Supplied information:
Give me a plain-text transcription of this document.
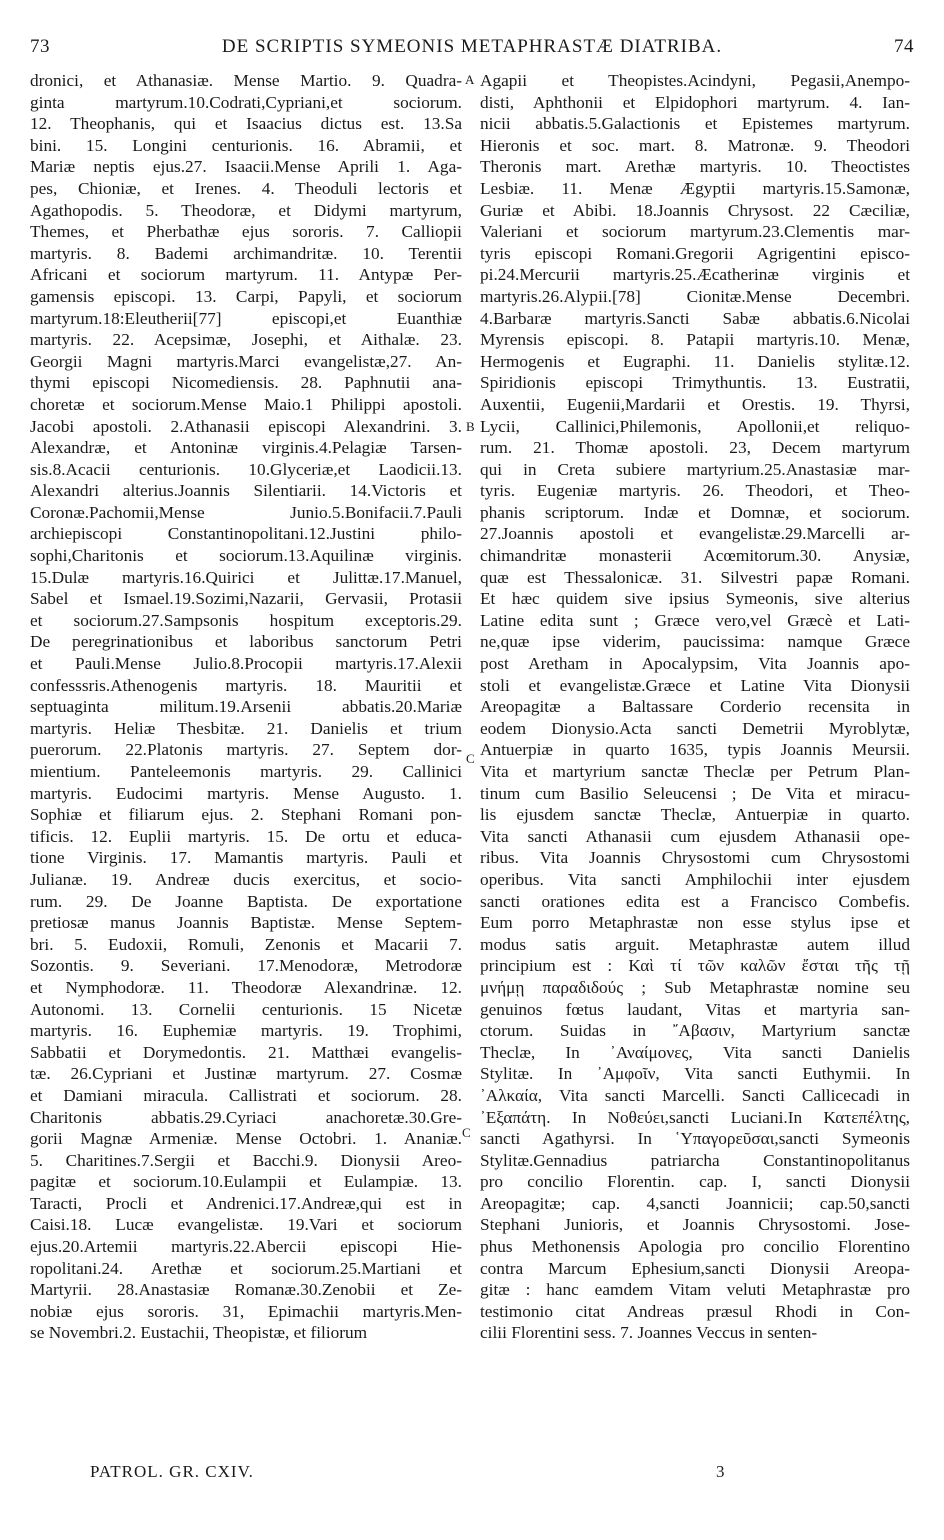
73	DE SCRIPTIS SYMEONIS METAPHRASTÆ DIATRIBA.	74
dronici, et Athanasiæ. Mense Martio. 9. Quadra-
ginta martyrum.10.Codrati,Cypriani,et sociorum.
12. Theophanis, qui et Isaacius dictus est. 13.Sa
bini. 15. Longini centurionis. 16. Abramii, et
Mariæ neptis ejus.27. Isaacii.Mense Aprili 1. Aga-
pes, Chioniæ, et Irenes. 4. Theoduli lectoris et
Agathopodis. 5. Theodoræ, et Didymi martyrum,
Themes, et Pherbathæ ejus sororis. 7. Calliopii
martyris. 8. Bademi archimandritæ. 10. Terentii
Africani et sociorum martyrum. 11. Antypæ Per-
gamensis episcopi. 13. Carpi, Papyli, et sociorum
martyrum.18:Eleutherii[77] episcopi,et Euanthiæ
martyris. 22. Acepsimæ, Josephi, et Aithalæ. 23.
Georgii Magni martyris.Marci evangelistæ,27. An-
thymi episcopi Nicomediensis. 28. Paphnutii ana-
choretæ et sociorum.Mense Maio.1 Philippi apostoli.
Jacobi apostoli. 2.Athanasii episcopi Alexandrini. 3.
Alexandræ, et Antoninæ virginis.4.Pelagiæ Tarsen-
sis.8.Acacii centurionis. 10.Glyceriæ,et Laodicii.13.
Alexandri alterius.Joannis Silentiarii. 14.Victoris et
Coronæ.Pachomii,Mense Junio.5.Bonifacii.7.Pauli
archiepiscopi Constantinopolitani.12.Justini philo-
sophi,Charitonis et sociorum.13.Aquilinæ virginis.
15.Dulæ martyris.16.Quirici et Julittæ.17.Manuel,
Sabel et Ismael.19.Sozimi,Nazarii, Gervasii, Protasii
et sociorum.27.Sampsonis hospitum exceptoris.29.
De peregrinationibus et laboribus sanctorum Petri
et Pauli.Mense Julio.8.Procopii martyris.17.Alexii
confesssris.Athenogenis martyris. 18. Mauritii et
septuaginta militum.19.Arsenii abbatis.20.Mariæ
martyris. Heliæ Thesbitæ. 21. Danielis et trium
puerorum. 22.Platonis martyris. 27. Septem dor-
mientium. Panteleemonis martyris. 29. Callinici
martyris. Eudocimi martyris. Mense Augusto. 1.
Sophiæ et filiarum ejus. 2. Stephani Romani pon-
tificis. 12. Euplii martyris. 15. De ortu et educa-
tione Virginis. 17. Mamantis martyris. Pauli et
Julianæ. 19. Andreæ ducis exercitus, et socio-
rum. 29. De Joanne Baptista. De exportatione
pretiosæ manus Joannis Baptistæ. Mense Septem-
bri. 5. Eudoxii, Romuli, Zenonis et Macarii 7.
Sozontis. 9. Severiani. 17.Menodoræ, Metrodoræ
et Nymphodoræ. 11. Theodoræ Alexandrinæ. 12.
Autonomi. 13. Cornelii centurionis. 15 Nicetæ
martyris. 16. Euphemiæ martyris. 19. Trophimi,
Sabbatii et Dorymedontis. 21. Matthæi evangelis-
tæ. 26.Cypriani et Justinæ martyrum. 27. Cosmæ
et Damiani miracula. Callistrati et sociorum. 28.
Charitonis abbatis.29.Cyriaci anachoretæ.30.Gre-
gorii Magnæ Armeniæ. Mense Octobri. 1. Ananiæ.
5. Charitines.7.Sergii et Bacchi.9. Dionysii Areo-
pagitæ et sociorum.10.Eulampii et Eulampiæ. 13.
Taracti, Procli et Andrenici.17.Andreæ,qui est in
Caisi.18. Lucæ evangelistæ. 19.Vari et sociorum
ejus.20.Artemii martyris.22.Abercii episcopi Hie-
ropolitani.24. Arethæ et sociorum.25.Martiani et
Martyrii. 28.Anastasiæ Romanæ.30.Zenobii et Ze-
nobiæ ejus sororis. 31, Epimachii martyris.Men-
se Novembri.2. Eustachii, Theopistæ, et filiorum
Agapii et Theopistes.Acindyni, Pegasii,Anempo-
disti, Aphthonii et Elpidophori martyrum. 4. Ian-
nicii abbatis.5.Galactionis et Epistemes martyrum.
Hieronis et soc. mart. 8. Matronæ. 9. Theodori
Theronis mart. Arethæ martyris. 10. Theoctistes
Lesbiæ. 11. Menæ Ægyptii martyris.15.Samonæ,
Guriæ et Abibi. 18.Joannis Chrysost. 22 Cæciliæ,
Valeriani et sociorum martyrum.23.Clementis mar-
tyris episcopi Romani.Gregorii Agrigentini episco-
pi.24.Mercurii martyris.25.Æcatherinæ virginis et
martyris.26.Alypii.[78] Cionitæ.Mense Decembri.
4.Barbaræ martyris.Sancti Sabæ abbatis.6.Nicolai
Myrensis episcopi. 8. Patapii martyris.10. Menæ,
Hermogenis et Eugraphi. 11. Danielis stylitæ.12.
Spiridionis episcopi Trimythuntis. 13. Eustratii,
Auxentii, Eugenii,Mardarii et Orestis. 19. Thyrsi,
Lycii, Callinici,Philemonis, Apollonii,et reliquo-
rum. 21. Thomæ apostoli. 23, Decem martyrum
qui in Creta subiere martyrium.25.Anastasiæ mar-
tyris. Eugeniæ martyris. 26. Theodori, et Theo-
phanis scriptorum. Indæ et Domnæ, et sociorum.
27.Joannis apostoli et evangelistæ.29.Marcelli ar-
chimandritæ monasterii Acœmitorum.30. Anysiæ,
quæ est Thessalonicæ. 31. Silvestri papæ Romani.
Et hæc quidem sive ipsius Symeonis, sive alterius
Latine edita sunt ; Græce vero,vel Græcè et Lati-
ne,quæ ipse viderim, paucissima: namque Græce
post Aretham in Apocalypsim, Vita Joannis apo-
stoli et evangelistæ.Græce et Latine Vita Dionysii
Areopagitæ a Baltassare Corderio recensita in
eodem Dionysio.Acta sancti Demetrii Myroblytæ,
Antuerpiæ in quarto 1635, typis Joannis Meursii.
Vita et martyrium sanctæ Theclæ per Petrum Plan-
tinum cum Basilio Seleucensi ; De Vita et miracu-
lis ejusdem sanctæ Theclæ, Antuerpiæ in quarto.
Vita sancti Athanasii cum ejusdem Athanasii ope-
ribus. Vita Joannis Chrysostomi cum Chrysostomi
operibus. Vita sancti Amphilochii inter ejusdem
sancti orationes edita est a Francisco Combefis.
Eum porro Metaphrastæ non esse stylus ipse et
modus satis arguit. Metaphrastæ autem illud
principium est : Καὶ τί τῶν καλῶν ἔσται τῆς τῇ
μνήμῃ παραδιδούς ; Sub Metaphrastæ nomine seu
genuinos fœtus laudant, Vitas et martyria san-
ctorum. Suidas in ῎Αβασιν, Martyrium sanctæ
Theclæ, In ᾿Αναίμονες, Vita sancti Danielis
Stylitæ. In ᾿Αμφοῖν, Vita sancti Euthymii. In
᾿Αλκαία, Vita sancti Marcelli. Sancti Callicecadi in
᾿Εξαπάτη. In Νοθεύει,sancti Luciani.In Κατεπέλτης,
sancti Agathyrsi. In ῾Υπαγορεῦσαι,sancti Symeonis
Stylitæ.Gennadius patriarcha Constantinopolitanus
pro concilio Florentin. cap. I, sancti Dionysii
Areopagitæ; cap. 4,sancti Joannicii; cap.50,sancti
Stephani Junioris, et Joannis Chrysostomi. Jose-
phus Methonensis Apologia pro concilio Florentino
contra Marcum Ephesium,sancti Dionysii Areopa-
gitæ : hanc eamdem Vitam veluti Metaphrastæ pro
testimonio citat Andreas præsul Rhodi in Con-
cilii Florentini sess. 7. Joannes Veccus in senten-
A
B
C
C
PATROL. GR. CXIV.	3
==
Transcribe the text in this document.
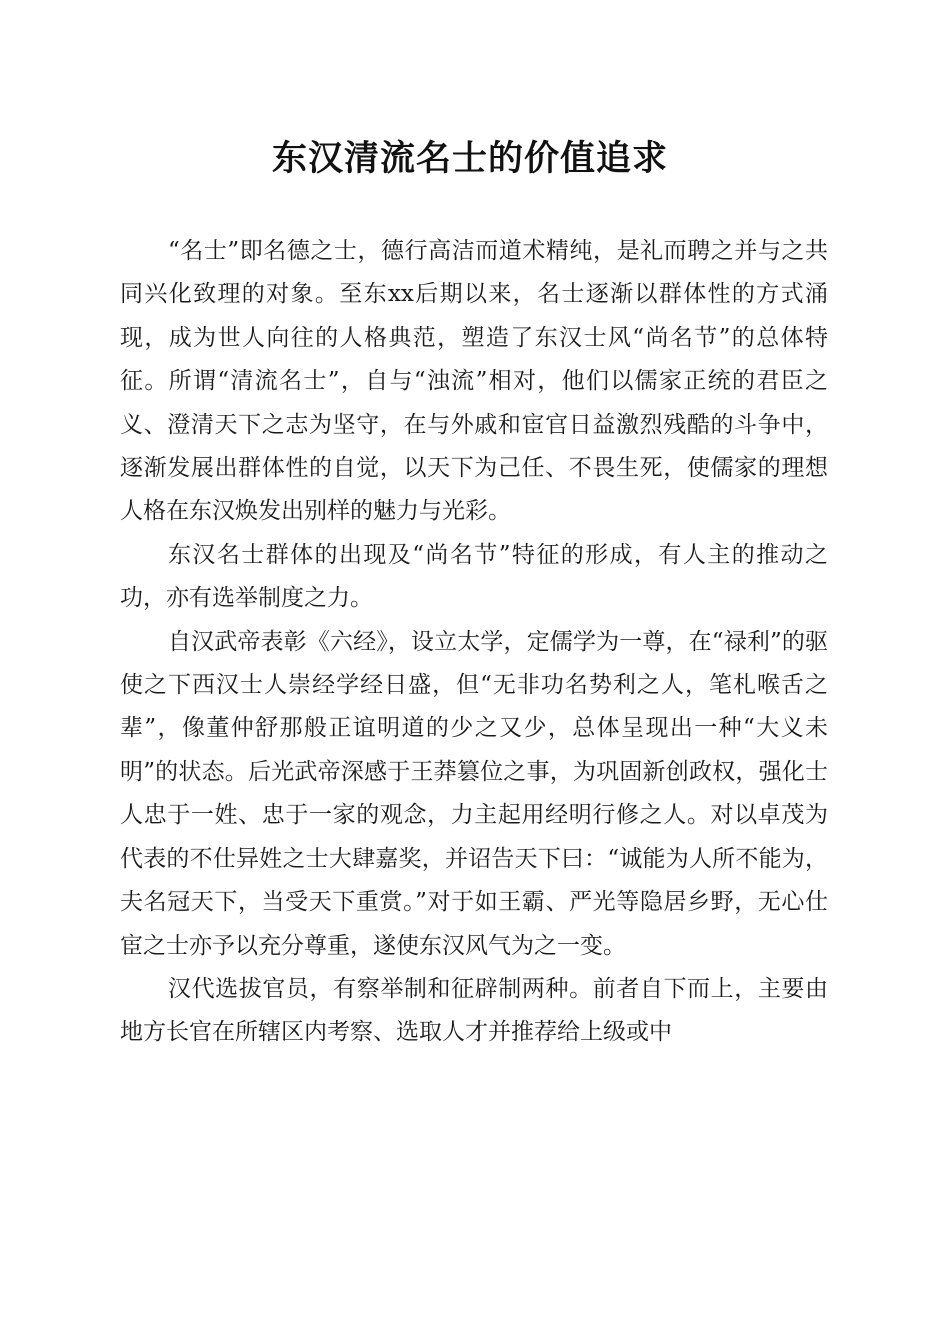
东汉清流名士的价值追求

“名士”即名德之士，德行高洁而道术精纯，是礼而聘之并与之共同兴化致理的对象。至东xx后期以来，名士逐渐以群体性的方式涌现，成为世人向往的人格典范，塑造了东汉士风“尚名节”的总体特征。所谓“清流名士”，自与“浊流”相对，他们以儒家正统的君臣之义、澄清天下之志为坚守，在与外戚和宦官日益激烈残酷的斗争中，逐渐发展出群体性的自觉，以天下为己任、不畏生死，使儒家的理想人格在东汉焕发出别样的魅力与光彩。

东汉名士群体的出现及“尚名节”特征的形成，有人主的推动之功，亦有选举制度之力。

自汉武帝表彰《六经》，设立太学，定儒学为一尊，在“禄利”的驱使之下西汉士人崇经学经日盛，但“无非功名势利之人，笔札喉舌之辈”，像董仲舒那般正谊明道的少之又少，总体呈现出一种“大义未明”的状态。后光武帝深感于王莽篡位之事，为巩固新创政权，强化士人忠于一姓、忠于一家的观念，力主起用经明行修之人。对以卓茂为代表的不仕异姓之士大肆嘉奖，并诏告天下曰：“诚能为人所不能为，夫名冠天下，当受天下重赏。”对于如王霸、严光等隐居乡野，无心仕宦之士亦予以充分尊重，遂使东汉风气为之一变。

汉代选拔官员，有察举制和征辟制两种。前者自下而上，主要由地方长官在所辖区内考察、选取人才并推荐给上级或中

What this task involves: From the data above, work out how many lines contain the string "Marcelli" and reply with only the number.

Result for this exercise: 2